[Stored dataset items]
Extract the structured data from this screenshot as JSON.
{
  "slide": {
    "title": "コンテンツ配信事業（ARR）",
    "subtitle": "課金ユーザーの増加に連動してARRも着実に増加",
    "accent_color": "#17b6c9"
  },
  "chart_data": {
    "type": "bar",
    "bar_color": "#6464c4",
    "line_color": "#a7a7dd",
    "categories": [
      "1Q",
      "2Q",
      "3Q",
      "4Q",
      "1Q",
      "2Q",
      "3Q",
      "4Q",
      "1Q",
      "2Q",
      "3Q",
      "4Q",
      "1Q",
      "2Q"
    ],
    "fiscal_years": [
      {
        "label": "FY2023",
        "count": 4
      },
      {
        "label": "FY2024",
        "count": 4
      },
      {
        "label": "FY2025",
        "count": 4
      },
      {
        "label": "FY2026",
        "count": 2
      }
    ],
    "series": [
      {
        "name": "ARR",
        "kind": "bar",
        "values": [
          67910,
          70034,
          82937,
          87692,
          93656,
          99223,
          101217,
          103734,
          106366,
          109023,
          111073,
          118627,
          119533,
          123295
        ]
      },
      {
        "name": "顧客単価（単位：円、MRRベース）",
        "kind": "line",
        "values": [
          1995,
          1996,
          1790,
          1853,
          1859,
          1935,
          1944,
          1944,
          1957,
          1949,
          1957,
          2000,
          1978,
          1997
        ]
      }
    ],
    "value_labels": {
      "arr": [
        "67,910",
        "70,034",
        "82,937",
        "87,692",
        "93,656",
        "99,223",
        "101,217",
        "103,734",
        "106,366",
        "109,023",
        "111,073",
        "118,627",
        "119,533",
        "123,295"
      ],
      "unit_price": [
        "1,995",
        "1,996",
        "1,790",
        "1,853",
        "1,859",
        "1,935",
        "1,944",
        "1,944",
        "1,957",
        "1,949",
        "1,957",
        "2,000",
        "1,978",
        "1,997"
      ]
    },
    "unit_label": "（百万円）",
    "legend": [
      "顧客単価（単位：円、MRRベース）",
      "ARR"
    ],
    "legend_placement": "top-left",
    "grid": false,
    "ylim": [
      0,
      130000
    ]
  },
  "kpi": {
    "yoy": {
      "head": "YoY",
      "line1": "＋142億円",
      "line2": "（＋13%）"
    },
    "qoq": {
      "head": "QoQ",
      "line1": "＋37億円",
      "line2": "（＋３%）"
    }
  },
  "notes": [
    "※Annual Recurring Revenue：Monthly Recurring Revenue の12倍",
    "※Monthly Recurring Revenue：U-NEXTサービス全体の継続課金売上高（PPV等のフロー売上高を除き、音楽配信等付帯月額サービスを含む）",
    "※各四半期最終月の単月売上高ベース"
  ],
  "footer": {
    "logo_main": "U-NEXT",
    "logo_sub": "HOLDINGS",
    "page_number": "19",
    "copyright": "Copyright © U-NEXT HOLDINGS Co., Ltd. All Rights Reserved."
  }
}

**WHAT IS EXPECTED**
Copy out all of the records shown above exactly.

**ANSWER BELOW**
Extract the structured data from this screenshot as JSON.
{
  "slide": {
    "title": "コンテンツ配信事業（ARR）",
    "subtitle": "課金ユーザーの増加に連動してARRも着実に増加",
    "accent_color": "#17b6c9"
  },
  "chart_data": {
    "type": "bar",
    "bar_color": "#6464c4",
    "line_color": "#a7a7dd",
    "categories": [
      "1Q",
      "2Q",
      "3Q",
      "4Q",
      "1Q",
      "2Q",
      "3Q",
      "4Q",
      "1Q",
      "2Q",
      "3Q",
      "4Q",
      "1Q",
      "2Q"
    ],
    "fiscal_years": [
      {
        "label": "FY2023",
        "count": 4
      },
      {
        "label": "FY2024",
        "count": 4
      },
      {
        "label": "FY2025",
        "count": 4
      },
      {
        "label": "FY2026",
        "count": 2
      }
    ],
    "series": [
      {
        "name": "ARR",
        "kind": "bar",
        "values": [
          67910,
          70034,
          82937,
          87692,
          93656,
          99223,
          101217,
          103734,
          106366,
          109023,
          111073,
          118627,
          119533,
          123295
        ]
      },
      {
        "name": "顧客単価（単位：円、MRRベース）",
        "kind": "line",
        "values": [
          1995,
          1996,
          1790,
          1853,
          1859,
          1935,
          1944,
          1944,
          1957,
          1949,
          1957,
          2000,
          1978,
          1997
        ]
      }
    ],
    "value_labels": {
      "arr": [
        "67,910",
        "70,034",
        "82,937",
        "87,692",
        "93,656",
        "99,223",
        "101,217",
        "103,734",
        "106,366",
        "109,023",
        "111,073",
        "118,627",
        "119,533",
        "123,295"
      ],
      "unit_price": [
        "1,995",
        "1,996",
        "1,790",
        "1,853",
        "1,859",
        "1,935",
        "1,944",
        "1,944",
        "1,957",
        "1,949",
        "1,957",
        "2,000",
        "1,978",
        "1,997"
      ]
    },
    "unit_label": "（百万円）",
    "legend": [
      "顧客単価（単位：円、MRRベース）",
      "ARR"
    ],
    "legend_placement": "top-left",
    "grid": false,
    "ylim": [
      0,
      130000
    ]
  },
  "kpi": {
    "yoy": {
      "head": "YoY",
      "line1": "＋142億円",
      "line2": "（＋13%）"
    },
    "qoq": {
      "head": "QoQ",
      "line1": "＋37億円",
      "line2": "（＋３%）"
    }
  },
  "notes": [
    "※Annual Recurring Revenue：Monthly Recurring Revenue の12倍",
    "※Monthly Recurring Revenue：U-NEXTサービス全体の継続課金売上高（PPV等のフロー売上高を除き、音楽配信等付帯月額サービスを含む）",
    "※各四半期最終月の単月売上高ベース"
  ],
  "footer": {
    "logo_main": "U-NEXT",
    "logo_sub": "HOLDINGS",
    "page_number": "19",
    "copyright": "Copyright © U-NEXT HOLDINGS Co., Ltd. All Rights Reserved."
  }
}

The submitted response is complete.